Written instruction: Each line from the one that holds "OCR this image." to the end of the records is to be retyped exactly. Pictures are not part of the copy.

Input data:
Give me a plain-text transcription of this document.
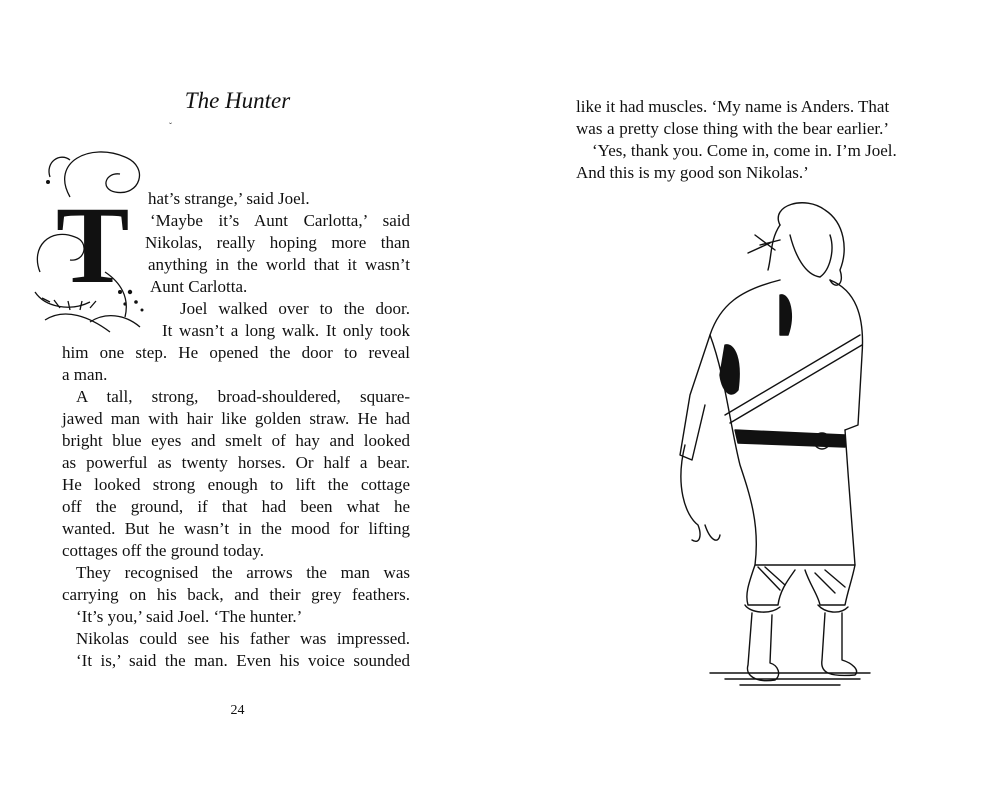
The Hunter
ˇ
T hat’s strange,’ said Joel.
‘Maybe it’s Aunt Carlotta,’ said
Nikolas, really hoping more than
anything in the world that it wasn’t
Aunt Carlotta.
Joel walked over to the door.
It wasn’t a long walk. It only took
him one step. He opened the door to reveal
a man.
A tall, strong, broad-shouldered, square-
jawed man with hair like golden straw. He had
bright blue eyes and smelt of hay and looked
as powerful as twenty horses. Or half a bear.
He looked strong enough to lift the cottage
off the ground, if that had been what he
wanted. But he wasn’t in the mood for lifting
cottages off the ground today.
They recognised the arrows the man was
carrying on his back, and their grey feathers.
‘It’s you,’ said Joel. ‘The hunter.’
Nikolas could see his father was impressed.
‘It is,’ said the man. Even his voice sounded
24
like it had muscles. ‘My name is Anders. That
was a pretty close thing with the bear earlier.’
‘Yes, thank you. Come in, come in. I’m Joel.
And this is my good son Nikolas.’
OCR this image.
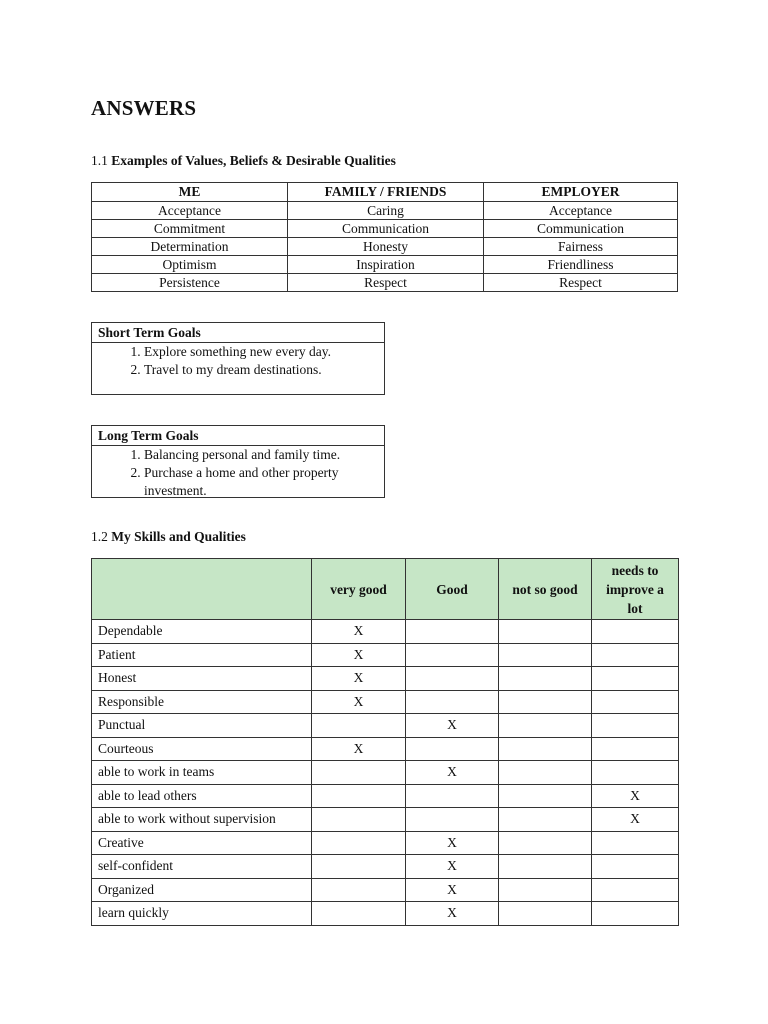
ANSWERS
1.1 Examples of Values, Beliefs & Desirable Qualities
ME	FAMILY / FRIENDS	EMPLOYER
Acceptance	Caring	Acceptance
Commitment	Communication	Communication
Determination	Honesty	Fairness
Optimism	Inspiration	Friendliness
Persistence	Respect	Respect
Short Term Goals
1. Explore something new every day.
2. Travel to my dream destinations.
Long Term Goals
1. Balancing personal and family time.
2. Purchase a home and other property investment.
1.2 My Skills and Qualities
	very good	Good	not so good	needs to improve a lot
Dependable	X			
Patient	X			
Honest	X			
Responsible	X			
Punctual		X		
Courteous	X			
able to work in teams		X		
able to lead others				X
able to work without supervision				X
Creative		X		
self-confident		X		
Organized		X		
learn quickly		X		
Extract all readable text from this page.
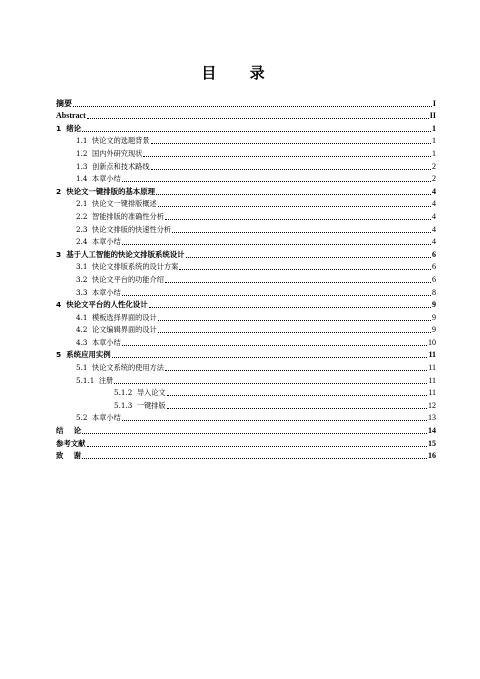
目 录
摘要	I
Abstract	II
1  绪论	1
1.1  快论文的选题背景	1
1.2  国内外研究现状	1
1.3  创新点和技术路线	2
1.4  本章小结	2
2  快论文一键排版的基本原理	4
2.1  快论文一键排版概述	4
2.2  智能排版的准确性分析	4
2.3  快论文排版的快速性分析	4
2.4  本章小结	4
3  基于人工智能的快论文排版系统设计	6
3.1  快论文排版系统的设计方案	6
3.2  快论文平台的功能介绍	6
3.3  本章小结	8
4  快论文平台的人性化设计	9
4.1  模板选择界面的设计	9
4.2  论文编辑界面的设计	9
4.3  本章小结	10
5  系统应用实例	11
5.1  快论文系统的使用方法	11
5.1.1  注册	11
5.1.2  导入论文	11
5.1.3  一键排版	12
5.2  本章小结	13
结    论	14
参考文献	15
致    谢	16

Answer to this task:
OCR this image.
ANSWERS
1.1 Examples of Values, Beliefs & Desirable Qualities
ME	FAMILY / FRIENDS	EMPLOYER
Acceptance	Caring	Acceptance
Commitment	Communication	Communication
Determination	Honesty	Fairness
Optimism	Inspiration	Friendliness
Persistence	Respect	Respect
Short Term Goals
1. Explore something new every day.
2. Travel to my dream destinations.
Long Term Goals
1. Balancing personal and family time.
2. Purchase a home and other property investment.
1.2 My Skills and Qualities
	very good	Good	not so good	needs to improve a lot
Dependable	X			
Patient	X			
Honest	X			
Responsible	X			
Punctual		X		
Courteous	X			
able to work in teams		X		
able to lead others				X
able to work without supervision				X
Creative		X		
self-confident		X		
Organized		X		
learn quickly		X		
Extract all readable text from this page.
目 录
摘要	I
Abstract	II
1  绪论	1
1.1  快论文的选题背景	1
1.2  国内外研究现状	1
1.3  创新点和技术路线	2
1.4  本章小结	2
2  快论文一键排版的基本原理	4
2.1  快论文一键排版概述	4
2.2  智能排版的准确性分析	4
2.3  快论文排版的快速性分析	4
2.4  本章小结	4
3  基于人工智能的快论文排版系统设计	6
3.1  快论文排版系统的设计方案	6
3.2  快论文平台的功能介绍	6
3.3  本章小结	8
4  快论文平台的人性化设计	9
4.1  模板选择界面的设计	9
4.2  论文编辑界面的设计	9
4.3  本章小结	10
5  系统应用实例	11
5.1  快论文系统的使用方法	11
5.1.1  注册	11
5.1.2  导入论文	11
5.1.3  一键排版	12
5.2  本章小结	13
结    论	14
参考文献	15
致    谢	16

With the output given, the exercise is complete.